--- Direction ---
Extract the listing in its entirety, keeping each line identical to the original.

"""

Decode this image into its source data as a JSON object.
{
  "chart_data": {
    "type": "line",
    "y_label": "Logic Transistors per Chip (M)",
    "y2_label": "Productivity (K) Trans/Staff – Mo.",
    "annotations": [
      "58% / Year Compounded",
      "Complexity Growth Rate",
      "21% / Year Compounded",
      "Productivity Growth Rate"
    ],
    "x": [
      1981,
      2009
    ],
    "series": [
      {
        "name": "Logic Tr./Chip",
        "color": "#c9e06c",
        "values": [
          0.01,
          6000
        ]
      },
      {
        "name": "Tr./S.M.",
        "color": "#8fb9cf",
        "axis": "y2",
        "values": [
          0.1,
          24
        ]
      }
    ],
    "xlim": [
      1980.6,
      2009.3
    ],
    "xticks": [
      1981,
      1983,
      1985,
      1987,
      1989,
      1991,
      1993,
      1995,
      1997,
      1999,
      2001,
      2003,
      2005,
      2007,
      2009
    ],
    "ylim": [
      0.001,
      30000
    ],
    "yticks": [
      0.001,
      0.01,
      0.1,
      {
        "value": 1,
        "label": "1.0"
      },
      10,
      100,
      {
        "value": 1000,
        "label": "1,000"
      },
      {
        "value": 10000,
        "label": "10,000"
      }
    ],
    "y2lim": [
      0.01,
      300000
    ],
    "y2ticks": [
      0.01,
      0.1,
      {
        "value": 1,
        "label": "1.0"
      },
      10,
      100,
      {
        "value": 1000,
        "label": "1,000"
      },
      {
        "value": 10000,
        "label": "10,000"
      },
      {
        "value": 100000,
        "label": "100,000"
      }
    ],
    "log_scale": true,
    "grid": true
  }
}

"""

--- Solution to the exercise ---
Decode this image into its source data as a JSON object.
{
  "chart_data": {
    "type": "line",
    "y_label": "Logic Transistors per Chip (M)",
    "y2_label": "Productivity (K) Trans/Staff – Mo.",
    "annotations": [
      "58% / Year Compounded",
      "Complexity Growth Rate",
      "21% / Year Compounded",
      "Productivity Growth Rate"
    ],
    "x": [
      1981,
      2009
    ],
    "series": [
      {
        "name": "Logic Tr./Chip",
        "color": "#c9e06c",
        "values": [
          0.01,
          6000
        ]
      },
      {
        "name": "Tr./S.M.",
        "color": "#8fb9cf",
        "axis": "y2",
        "values": [
          0.1,
          24
        ]
      }
    ],
    "xlim": [
      1980.6,
      2009.3
    ],
    "xticks": [
      1981,
      1983,
      1985,
      1987,
      1989,
      1991,
      1993,
      1995,
      1997,
      1999,
      2001,
      2003,
      2005,
      2007,
      2009
    ],
    "ylim": [
      0.001,
      30000
    ],
    "yticks": [
      0.001,
      0.01,
      0.1,
      {
        "value": 1,
        "label": "1.0"
      },
      10,
      100,
      {
        "value": 1000,
        "label": "1,000"
      },
      {
        "value": 10000,
        "label": "10,000"
      }
    ],
    "y2lim": [
      0.01,
      300000
    ],
    "y2ticks": [
      0.01,
      0.1,
      {
        "value": 1,
        "label": "1.0"
      },
      10,
      100,
      {
        "value": 1000,
        "label": "1,000"
      },
      {
        "value": 10000,
        "label": "10,000"
      },
      {
        "value": 100000,
        "label": "100,000"
      }
    ],
    "log_scale": true,
    "grid": true
  }
}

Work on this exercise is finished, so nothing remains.